··· Extracted information ···
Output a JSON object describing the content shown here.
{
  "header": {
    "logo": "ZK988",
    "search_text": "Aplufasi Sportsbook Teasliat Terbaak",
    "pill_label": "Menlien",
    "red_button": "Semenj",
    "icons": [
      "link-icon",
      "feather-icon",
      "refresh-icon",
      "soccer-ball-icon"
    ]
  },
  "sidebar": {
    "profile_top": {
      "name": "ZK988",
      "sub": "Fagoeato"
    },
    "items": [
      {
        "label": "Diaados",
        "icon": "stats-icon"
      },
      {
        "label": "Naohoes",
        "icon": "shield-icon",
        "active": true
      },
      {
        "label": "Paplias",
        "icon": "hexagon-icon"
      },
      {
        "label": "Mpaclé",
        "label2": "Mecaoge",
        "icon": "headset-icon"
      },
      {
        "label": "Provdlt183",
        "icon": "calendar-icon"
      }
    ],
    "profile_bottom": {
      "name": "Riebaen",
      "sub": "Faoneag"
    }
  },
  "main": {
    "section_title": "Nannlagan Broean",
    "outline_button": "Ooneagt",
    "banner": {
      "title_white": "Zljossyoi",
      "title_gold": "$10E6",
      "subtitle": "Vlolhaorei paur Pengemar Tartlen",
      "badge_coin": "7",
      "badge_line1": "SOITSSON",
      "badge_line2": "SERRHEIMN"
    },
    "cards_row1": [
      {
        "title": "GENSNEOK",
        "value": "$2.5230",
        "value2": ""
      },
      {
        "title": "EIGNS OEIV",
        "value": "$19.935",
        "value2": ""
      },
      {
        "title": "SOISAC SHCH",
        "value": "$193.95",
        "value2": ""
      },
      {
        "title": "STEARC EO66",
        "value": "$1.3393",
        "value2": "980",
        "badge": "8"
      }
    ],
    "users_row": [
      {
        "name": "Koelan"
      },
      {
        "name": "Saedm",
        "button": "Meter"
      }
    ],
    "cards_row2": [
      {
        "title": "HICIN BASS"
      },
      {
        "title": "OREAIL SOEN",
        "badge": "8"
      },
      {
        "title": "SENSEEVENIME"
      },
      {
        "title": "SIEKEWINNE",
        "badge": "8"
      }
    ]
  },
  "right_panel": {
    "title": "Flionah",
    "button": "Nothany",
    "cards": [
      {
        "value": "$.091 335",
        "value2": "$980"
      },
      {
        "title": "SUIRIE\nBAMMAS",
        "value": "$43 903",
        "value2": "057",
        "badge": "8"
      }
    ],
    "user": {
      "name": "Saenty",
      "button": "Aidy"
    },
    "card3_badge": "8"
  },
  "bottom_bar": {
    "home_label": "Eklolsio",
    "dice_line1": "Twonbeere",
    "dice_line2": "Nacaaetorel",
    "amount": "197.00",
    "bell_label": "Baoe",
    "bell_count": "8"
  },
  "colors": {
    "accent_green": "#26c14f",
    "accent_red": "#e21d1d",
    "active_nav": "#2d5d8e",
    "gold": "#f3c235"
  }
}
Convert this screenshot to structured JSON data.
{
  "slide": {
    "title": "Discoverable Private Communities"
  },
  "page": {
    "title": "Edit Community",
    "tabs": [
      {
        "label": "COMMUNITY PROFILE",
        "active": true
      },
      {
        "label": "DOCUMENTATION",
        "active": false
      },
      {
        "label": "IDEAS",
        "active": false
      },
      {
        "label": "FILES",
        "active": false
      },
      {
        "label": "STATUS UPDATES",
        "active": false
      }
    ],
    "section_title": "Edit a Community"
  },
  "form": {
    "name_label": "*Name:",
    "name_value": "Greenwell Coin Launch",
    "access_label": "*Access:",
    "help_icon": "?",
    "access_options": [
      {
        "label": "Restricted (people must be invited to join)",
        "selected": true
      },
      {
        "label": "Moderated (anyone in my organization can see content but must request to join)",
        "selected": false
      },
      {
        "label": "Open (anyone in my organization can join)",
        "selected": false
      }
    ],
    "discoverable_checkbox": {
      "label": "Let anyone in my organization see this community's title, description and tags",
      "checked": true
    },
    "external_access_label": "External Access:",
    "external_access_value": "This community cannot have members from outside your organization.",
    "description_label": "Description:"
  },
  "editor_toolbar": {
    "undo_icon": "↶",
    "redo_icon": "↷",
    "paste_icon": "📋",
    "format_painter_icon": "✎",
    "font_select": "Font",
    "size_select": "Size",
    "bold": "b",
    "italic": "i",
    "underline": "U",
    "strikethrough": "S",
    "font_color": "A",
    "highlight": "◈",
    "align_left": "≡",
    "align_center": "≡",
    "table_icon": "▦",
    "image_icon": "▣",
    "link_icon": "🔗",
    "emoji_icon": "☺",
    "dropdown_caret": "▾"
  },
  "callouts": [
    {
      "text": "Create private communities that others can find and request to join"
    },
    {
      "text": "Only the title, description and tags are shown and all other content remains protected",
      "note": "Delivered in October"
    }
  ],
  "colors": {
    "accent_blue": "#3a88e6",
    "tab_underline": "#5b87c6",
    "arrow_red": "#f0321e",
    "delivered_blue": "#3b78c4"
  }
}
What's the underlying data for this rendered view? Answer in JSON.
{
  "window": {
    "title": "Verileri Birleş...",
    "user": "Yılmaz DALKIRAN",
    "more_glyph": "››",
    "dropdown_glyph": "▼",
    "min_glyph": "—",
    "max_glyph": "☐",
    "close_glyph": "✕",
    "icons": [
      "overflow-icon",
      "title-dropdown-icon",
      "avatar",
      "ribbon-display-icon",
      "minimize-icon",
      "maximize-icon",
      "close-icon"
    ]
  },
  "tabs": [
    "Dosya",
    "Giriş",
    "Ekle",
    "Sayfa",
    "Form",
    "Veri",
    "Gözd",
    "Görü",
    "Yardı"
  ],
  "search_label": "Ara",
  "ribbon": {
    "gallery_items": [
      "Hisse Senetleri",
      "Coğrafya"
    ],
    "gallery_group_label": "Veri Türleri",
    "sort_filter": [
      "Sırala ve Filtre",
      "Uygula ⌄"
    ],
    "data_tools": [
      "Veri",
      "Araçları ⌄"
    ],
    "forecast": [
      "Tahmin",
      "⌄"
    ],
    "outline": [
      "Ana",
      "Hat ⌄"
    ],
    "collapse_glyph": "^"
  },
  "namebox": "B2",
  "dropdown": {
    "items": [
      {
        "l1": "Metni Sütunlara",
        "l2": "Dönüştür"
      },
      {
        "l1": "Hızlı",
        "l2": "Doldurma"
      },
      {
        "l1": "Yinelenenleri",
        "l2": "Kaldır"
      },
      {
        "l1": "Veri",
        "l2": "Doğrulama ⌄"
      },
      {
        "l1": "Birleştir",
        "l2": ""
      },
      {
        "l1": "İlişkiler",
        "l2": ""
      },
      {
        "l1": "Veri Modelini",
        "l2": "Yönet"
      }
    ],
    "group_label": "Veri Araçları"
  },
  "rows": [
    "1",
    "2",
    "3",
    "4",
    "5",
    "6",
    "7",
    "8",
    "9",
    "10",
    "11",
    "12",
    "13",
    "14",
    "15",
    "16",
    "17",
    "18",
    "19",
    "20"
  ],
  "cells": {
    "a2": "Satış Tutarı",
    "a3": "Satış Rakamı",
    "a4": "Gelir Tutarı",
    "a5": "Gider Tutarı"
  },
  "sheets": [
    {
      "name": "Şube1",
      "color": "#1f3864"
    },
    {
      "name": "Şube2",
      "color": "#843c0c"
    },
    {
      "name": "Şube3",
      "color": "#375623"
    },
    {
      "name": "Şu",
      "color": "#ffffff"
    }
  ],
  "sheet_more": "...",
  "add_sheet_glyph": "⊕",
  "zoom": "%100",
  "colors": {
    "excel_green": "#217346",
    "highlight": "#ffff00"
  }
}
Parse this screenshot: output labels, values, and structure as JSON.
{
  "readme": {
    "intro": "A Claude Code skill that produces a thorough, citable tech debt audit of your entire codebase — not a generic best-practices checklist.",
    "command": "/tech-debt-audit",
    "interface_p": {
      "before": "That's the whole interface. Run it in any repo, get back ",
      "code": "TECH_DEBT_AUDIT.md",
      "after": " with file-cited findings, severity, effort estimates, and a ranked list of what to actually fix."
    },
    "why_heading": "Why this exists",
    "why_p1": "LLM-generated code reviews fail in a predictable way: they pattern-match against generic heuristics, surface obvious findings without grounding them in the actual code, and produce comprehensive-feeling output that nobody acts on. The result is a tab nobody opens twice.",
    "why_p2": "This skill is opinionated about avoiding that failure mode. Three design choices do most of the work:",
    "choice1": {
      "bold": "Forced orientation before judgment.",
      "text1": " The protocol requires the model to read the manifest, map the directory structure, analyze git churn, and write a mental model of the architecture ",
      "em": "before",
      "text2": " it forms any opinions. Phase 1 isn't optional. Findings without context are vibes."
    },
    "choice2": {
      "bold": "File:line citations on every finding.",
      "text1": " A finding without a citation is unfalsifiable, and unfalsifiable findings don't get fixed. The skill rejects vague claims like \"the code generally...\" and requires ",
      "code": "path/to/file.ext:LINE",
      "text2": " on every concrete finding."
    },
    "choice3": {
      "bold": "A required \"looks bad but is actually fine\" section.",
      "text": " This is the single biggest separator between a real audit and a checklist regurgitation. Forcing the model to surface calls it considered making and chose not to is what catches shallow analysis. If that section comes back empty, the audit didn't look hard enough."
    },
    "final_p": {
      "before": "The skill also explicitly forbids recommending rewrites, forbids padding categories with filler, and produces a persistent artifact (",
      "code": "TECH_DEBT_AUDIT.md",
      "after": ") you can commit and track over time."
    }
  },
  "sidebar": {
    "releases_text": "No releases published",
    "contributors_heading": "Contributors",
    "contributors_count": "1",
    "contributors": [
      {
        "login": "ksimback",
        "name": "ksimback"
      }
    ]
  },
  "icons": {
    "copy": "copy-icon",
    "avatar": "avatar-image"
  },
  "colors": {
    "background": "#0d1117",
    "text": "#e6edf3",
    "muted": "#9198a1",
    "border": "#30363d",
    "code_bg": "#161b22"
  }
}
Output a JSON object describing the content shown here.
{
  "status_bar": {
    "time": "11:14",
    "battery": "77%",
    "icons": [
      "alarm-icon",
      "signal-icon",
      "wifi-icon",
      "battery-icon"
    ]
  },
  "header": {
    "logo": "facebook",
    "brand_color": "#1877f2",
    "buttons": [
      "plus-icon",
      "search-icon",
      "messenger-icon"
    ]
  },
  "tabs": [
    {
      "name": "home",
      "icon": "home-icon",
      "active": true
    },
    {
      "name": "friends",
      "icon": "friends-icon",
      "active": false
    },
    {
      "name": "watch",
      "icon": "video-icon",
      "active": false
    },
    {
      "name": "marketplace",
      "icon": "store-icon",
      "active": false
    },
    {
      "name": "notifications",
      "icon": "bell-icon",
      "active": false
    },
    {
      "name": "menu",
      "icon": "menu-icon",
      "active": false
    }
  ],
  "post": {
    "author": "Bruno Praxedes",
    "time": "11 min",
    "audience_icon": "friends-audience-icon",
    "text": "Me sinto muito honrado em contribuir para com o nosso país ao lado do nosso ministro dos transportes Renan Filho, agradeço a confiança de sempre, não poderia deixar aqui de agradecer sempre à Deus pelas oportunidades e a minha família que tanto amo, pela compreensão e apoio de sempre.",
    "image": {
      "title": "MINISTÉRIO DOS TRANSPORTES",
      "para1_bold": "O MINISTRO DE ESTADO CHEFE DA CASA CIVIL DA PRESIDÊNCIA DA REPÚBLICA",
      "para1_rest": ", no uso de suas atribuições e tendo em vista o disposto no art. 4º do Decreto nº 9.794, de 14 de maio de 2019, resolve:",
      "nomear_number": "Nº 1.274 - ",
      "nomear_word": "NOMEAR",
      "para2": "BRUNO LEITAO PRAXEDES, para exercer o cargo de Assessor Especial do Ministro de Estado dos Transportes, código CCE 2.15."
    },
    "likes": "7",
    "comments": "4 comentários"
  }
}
···
Work to do: Extract all lines of the records above that include "Tutarı".

Answer:
    "a2": "Satış Tutarı",
    "a4": "Gelir Tutarı",
    "a5": "Gider Tutarı"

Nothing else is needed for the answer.